* START RECORDS SUPPLIED *
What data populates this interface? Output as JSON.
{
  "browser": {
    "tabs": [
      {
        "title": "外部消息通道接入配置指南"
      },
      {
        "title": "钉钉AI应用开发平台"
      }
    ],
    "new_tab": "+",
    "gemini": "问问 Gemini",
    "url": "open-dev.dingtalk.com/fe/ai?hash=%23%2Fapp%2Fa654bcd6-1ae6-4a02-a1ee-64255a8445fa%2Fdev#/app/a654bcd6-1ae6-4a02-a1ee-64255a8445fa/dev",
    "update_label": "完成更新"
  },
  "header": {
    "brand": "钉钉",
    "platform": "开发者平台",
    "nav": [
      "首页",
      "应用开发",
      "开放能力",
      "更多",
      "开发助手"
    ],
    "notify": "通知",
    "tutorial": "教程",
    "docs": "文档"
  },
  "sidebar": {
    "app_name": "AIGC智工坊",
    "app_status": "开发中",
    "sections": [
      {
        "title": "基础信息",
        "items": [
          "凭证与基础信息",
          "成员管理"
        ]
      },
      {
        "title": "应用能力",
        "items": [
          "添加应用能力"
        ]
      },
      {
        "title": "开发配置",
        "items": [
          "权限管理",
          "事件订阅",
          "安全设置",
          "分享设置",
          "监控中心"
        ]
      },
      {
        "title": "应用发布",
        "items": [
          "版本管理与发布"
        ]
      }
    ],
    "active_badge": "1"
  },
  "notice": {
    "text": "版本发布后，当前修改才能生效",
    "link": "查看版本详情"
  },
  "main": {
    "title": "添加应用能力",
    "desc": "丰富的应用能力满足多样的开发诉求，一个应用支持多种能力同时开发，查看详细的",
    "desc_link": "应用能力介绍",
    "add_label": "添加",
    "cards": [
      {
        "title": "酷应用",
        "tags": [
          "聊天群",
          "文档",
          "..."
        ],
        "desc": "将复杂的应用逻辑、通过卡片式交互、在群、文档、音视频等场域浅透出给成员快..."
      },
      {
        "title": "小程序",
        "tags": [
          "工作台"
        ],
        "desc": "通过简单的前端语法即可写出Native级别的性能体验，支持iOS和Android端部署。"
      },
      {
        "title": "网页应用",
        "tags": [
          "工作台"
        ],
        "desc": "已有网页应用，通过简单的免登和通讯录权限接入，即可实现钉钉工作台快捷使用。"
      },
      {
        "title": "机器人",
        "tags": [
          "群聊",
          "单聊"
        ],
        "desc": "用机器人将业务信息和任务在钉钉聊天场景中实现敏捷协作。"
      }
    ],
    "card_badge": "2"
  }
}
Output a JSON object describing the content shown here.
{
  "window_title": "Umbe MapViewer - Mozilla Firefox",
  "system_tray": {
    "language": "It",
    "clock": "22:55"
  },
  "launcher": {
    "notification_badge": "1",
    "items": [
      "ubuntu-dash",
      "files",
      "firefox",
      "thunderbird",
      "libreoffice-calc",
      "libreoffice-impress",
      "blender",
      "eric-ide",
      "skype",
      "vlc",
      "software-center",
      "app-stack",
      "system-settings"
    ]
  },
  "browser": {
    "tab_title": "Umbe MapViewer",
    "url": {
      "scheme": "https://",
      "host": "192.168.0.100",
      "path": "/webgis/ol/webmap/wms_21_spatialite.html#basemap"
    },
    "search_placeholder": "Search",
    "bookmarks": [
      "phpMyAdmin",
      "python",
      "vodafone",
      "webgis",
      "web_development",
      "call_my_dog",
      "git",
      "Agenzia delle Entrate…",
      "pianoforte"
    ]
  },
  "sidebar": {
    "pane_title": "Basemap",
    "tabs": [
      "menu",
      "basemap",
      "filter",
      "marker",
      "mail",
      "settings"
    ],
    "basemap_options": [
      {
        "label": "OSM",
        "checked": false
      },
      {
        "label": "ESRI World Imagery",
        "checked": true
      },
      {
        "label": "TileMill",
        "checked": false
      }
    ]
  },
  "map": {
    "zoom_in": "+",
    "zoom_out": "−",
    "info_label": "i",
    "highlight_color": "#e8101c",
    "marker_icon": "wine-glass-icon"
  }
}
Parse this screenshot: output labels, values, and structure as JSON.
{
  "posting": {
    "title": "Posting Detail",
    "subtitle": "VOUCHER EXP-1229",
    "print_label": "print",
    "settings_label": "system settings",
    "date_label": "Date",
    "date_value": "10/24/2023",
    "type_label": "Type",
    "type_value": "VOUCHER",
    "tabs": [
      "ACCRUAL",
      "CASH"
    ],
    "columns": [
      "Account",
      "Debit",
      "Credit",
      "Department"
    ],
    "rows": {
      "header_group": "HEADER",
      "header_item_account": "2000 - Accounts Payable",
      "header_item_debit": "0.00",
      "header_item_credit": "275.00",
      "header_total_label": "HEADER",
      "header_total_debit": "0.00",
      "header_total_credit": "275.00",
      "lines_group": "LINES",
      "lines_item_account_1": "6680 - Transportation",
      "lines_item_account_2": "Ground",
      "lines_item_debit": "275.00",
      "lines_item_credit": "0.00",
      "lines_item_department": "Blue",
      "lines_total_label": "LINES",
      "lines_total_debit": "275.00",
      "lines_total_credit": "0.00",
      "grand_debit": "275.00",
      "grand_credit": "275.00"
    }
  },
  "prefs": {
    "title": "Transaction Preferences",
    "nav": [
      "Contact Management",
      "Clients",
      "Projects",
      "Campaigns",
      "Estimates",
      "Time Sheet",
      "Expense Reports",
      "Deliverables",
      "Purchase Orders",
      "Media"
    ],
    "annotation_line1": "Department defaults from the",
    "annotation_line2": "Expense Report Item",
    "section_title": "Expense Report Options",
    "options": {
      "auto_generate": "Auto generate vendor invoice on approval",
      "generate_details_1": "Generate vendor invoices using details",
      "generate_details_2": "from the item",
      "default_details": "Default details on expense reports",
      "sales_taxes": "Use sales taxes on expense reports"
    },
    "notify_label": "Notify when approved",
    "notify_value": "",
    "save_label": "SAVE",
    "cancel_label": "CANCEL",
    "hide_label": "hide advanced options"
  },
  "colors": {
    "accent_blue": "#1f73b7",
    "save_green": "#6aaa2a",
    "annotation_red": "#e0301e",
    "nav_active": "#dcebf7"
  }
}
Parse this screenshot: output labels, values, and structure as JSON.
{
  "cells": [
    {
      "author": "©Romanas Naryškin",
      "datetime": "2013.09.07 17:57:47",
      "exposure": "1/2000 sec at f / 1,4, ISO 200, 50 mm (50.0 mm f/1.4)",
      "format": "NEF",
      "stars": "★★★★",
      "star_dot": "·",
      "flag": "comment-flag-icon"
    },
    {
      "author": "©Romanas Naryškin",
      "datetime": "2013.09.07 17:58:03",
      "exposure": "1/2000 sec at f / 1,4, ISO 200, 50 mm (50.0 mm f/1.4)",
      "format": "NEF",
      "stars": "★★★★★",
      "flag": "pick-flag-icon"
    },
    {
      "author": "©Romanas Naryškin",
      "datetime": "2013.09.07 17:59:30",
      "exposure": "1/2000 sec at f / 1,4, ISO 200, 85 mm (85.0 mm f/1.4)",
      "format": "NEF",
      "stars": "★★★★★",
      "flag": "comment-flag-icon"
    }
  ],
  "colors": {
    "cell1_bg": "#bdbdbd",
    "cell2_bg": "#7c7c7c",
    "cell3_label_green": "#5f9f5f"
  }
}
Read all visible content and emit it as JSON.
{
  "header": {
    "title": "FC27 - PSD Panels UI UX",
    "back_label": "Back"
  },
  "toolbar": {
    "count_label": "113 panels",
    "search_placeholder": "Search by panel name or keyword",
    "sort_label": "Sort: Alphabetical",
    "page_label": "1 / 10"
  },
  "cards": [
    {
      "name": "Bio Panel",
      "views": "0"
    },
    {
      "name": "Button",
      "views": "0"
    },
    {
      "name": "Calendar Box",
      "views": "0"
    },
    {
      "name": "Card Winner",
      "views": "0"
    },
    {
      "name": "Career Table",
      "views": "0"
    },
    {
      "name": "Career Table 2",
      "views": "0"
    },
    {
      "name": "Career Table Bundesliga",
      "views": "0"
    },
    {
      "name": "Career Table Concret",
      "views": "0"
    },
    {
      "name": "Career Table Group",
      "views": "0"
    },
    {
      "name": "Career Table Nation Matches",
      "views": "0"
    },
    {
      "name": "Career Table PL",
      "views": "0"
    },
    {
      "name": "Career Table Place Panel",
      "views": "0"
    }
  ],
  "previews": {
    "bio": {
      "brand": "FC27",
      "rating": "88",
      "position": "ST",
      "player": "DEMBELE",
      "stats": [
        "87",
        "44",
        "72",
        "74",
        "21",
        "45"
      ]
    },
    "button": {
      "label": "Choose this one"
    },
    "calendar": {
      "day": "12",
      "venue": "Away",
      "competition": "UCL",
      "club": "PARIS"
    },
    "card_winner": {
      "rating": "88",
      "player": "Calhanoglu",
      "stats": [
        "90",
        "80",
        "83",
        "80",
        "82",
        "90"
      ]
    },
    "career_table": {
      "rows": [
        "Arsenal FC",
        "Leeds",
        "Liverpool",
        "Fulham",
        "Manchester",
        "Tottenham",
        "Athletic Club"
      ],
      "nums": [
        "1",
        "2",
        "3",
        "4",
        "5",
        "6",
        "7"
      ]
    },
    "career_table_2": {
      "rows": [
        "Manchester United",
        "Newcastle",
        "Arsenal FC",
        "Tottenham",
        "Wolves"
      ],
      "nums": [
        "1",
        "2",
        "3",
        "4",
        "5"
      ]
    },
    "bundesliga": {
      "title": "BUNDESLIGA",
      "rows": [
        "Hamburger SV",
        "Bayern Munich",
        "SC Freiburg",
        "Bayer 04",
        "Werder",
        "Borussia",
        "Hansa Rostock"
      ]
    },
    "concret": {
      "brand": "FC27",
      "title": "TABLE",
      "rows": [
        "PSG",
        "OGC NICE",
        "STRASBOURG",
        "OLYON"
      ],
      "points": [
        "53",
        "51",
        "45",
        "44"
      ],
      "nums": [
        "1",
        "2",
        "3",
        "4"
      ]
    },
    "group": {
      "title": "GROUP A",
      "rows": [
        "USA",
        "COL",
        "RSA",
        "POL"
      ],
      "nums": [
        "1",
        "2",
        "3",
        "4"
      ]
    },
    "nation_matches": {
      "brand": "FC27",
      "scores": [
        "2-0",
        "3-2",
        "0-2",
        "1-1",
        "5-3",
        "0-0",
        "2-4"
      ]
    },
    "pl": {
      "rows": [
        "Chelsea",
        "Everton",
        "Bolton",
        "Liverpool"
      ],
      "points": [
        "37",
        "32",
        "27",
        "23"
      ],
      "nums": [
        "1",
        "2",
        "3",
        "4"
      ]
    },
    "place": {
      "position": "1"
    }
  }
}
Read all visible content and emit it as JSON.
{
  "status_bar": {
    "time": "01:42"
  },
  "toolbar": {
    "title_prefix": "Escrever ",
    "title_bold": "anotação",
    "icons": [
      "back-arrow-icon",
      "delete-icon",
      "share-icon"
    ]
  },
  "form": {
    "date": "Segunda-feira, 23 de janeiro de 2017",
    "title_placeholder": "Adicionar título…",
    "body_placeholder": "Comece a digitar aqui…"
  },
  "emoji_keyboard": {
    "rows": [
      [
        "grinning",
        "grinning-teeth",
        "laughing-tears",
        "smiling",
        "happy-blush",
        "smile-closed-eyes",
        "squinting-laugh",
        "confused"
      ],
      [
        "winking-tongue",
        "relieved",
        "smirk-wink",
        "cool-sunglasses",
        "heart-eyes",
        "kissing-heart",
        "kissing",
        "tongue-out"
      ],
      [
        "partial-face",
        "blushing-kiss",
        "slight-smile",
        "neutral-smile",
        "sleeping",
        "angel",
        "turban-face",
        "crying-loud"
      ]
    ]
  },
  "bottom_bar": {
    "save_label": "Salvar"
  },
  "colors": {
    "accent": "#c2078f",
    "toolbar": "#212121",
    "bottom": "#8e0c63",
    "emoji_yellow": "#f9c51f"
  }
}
* END RECORDS SUPPLIED *
### WHAT IS BEING ASKED
Of the lines in this listing, how many contain "webgis"? Reply with the number and nothing more.

### FINAL RESULT
2